Stored items:
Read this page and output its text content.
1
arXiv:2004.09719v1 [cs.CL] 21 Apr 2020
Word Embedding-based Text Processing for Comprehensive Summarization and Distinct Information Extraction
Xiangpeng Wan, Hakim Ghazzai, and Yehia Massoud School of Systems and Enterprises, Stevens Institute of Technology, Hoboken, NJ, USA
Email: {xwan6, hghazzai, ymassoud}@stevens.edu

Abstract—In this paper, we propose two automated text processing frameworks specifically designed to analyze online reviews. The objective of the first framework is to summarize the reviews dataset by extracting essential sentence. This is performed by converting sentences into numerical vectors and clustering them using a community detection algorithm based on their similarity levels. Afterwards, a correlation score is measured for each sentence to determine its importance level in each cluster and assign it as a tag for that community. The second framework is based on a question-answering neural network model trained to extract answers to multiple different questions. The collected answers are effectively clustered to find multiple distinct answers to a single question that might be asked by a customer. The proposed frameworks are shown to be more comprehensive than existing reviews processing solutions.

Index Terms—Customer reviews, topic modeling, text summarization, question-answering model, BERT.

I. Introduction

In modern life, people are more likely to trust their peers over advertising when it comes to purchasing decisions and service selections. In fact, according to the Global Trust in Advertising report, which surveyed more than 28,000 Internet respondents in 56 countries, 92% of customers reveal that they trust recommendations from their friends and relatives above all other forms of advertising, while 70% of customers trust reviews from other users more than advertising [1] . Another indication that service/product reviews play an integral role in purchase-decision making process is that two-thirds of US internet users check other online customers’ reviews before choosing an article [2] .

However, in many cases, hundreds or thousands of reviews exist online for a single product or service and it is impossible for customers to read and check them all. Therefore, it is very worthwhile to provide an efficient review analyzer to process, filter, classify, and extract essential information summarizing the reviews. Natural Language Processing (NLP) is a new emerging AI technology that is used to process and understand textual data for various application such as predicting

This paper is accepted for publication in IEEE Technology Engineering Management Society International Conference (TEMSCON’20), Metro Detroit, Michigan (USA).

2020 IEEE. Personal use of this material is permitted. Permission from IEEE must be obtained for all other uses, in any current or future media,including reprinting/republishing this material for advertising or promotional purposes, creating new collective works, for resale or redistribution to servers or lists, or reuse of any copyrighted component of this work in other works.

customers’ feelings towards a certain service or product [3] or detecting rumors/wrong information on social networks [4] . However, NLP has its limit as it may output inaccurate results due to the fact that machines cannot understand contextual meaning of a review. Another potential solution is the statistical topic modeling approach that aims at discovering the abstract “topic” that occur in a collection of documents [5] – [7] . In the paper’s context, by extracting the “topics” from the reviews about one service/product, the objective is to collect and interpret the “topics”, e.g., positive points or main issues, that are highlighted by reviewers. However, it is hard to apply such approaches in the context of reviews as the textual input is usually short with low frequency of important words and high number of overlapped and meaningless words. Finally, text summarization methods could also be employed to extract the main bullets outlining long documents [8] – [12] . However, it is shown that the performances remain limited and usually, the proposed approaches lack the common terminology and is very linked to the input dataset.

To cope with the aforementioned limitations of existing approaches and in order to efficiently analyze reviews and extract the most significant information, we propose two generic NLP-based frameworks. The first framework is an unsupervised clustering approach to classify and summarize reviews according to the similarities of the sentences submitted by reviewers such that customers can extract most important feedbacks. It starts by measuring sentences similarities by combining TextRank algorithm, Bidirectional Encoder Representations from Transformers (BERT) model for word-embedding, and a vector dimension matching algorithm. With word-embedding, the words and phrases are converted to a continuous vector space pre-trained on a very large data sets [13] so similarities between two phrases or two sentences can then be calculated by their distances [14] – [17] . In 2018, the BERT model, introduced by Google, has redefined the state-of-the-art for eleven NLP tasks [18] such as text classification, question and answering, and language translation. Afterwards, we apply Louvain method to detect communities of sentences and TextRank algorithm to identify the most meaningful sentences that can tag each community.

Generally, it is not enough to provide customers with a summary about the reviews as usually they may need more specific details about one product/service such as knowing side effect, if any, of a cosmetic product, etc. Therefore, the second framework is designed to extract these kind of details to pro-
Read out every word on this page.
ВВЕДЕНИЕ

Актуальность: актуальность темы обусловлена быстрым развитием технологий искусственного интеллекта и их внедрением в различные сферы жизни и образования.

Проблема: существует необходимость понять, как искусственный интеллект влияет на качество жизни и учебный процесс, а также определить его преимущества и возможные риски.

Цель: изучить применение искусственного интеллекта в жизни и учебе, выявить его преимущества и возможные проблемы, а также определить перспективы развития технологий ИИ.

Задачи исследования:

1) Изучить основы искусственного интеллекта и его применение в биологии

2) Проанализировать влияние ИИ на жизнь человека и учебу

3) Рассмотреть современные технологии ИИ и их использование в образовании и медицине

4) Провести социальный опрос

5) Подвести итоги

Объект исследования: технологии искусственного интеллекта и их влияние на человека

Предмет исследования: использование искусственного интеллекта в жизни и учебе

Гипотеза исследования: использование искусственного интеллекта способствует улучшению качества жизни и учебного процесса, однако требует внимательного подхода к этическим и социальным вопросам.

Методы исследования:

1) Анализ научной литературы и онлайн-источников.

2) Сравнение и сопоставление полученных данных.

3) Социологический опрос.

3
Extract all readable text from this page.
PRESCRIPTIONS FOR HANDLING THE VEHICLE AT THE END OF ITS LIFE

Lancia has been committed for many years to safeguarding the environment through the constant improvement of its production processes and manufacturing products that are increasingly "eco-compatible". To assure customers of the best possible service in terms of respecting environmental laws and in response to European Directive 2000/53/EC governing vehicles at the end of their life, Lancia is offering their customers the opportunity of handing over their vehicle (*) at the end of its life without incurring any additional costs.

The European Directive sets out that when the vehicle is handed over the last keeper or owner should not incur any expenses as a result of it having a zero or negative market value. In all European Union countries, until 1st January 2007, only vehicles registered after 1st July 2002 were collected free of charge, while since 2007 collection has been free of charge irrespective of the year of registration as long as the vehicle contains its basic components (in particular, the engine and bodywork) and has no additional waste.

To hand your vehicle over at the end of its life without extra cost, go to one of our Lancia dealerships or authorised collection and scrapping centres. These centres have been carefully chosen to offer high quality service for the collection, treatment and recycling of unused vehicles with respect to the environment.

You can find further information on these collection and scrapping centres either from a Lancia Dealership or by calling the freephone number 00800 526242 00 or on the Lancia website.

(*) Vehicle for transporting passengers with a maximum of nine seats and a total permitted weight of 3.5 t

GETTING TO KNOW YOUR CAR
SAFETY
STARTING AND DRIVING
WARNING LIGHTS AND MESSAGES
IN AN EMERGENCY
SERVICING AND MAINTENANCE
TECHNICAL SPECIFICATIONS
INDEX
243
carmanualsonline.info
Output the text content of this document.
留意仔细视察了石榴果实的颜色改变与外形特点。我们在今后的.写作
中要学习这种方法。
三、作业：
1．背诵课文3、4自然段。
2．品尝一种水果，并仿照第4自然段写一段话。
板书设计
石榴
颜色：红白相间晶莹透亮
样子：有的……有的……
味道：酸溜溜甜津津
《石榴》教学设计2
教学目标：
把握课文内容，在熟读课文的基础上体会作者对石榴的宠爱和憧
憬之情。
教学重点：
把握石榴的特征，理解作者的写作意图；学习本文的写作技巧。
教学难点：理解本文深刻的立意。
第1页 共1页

▸ Written task
Transcribe, word for word, every line from the one containing "Output the text content of this document." through the final line of the entries, and nothing else.

▸ Output of the task
Output the text content of this document.
留意仔细视察了石榴果实的颜色改变与外形特点。我们在今后的.写作
中要学习这种方法。
三、作业：
1．背诵课文3、4自然段。
2．品尝一种水果，并仿照第4自然段写一段话。
板书设计
石榴
颜色：红白相间晶莹透亮
样子：有的……有的……
味道：酸溜溜甜津津
《石榴》教学设计2
教学目标：
把握课文内容，在熟读课文的基础上体会作者对石榴的宠爱和憧
憬之情。
教学重点：
把握石榴的特征，理解作者的写作意图；学习本文的写作技巧。
教学难点：理解本文深刻的立意。
第1页 共1页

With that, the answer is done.